═════ Records for processing

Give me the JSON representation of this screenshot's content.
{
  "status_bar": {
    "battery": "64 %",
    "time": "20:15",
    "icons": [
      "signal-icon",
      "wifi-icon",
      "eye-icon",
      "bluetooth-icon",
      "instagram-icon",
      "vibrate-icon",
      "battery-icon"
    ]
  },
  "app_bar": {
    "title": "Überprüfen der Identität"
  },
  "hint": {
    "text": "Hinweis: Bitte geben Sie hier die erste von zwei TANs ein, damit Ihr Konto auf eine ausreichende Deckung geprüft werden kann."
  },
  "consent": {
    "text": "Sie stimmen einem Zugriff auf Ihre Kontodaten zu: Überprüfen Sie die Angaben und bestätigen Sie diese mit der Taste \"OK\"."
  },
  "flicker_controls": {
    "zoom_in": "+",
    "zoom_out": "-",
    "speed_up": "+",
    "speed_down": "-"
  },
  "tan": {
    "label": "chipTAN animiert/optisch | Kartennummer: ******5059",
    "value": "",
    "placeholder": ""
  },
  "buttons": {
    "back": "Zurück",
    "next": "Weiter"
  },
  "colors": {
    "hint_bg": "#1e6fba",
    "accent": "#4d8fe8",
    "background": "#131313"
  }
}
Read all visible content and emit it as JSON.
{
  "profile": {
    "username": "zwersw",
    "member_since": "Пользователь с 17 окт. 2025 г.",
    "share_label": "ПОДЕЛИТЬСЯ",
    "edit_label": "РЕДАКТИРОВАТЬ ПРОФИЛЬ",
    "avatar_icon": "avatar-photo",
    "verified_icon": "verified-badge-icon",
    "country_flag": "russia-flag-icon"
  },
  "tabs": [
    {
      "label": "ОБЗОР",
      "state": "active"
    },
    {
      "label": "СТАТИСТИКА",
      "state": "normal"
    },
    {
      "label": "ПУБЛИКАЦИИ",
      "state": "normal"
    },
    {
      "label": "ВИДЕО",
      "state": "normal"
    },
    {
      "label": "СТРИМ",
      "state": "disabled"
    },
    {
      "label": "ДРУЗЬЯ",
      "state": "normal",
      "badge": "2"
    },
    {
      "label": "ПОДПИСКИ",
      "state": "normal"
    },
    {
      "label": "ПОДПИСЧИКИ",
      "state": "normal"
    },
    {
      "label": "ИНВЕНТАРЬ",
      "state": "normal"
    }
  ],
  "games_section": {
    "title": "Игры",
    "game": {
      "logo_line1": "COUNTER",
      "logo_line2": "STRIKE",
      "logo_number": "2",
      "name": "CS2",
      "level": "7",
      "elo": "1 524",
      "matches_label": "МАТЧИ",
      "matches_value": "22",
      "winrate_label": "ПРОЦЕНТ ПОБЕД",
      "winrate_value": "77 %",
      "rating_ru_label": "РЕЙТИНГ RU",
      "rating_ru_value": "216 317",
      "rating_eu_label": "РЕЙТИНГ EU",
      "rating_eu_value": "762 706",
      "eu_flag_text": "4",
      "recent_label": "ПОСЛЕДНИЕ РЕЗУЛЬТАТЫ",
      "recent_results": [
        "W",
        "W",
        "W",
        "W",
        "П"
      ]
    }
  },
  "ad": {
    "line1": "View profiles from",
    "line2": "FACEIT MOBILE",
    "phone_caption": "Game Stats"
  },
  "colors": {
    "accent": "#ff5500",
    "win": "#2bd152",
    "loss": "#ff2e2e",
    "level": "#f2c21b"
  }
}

══════════

- Problem -
Repeat the preceding lines exactly, please, every one of them.

- Result below -
Give me the JSON representation of this screenshot's content.
{
  "status_bar": {
    "battery": "64 %",
    "time": "20:15",
    "icons": [
      "signal-icon",
      "wifi-icon",
      "eye-icon",
      "bluetooth-icon",
      "instagram-icon",
      "vibrate-icon",
      "battery-icon"
    ]
  },
  "app_bar": {
    "title": "Überprüfen der Identität"
  },
  "hint": {
    "text": "Hinweis: Bitte geben Sie hier die erste von zwei TANs ein, damit Ihr Konto auf eine ausreichende Deckung geprüft werden kann."
  },
  "consent": {
    "text": "Sie stimmen einem Zugriff auf Ihre Kontodaten zu: Überprüfen Sie die Angaben und bestätigen Sie diese mit der Taste \"OK\"."
  },
  "flicker_controls": {
    "zoom_in": "+",
    "zoom_out": "-",
    "speed_up": "+",
    "speed_down": "-"
  },
  "tan": {
    "label": "chipTAN animiert/optisch | Kartennummer: ******5059",
    "value": "",
    "placeholder": ""
  },
  "buttons": {
    "back": "Zurück",
    "next": "Weiter"
  },
  "colors": {
    "hint_bg": "#1e6fba",
    "accent": "#4d8fe8",
    "background": "#131313"
  }
}
Read all visible content and emit it as JSON.
{
  "profile": {
    "username": "zwersw",
    "member_since": "Пользователь с 17 окт. 2025 г.",
    "share_label": "ПОДЕЛИТЬСЯ",
    "edit_label": "РЕДАКТИРОВАТЬ ПРОФИЛЬ",
    "avatar_icon": "avatar-photo",
    "verified_icon": "verified-badge-icon",
    "country_flag": "russia-flag-icon"
  },
  "tabs": [
    {
      "label": "ОБЗОР",
      "state": "active"
    },
    {
      "label": "СТАТИСТИКА",
      "state": "normal"
    },
    {
      "label": "ПУБЛИКАЦИИ",
      "state": "normal"
    },
    {
      "label": "ВИДЕО",
      "state": "normal"
    },
    {
      "label": "СТРИМ",
      "state": "disabled"
    },
    {
      "label": "ДРУЗЬЯ",
      "state": "normal",
      "badge": "2"
    },
    {
      "label": "ПОДПИСКИ",
      "state": "normal"
    },
    {
      "label": "ПОДПИСЧИКИ",
      "state": "normal"
    },
    {
      "label": "ИНВЕНТАРЬ",
      "state": "normal"
    }
  ],
  "games_section": {
    "title": "Игры",
    "game": {
      "logo_line1": "COUNTER",
      "logo_line2": "STRIKE",
      "logo_number": "2",
      "name": "CS2",
      "level": "7",
      "elo": "1 524",
      "matches_label": "МАТЧИ",
      "matches_value": "22",
      "winrate_label": "ПРОЦЕНТ ПОБЕД",
      "winrate_value": "77 %",
      "rating_ru_label": "РЕЙТИНГ RU",
      "rating_ru_value": "216 317",
      "rating_eu_label": "РЕЙТИНГ EU",
      "rating_eu_value": "762 706",
      "eu_flag_text": "4",
      "recent_label": "ПОСЛЕДНИЕ РЕЗУЛЬТАТЫ",
      "recent_results": [
        "W",
        "W",
        "W",
        "W",
        "П"
      ]
    }
  },
  "ad": {
    "line1": "View profiles from",
    "line2": "FACEIT MOBILE",
    "phone_caption": "Game Stats"
  },
  "colors": {
    "accent": "#ff5500",
    "win": "#2bd152",
    "loss": "#ff2e2e",
    "level": "#f2c21b"
  }
}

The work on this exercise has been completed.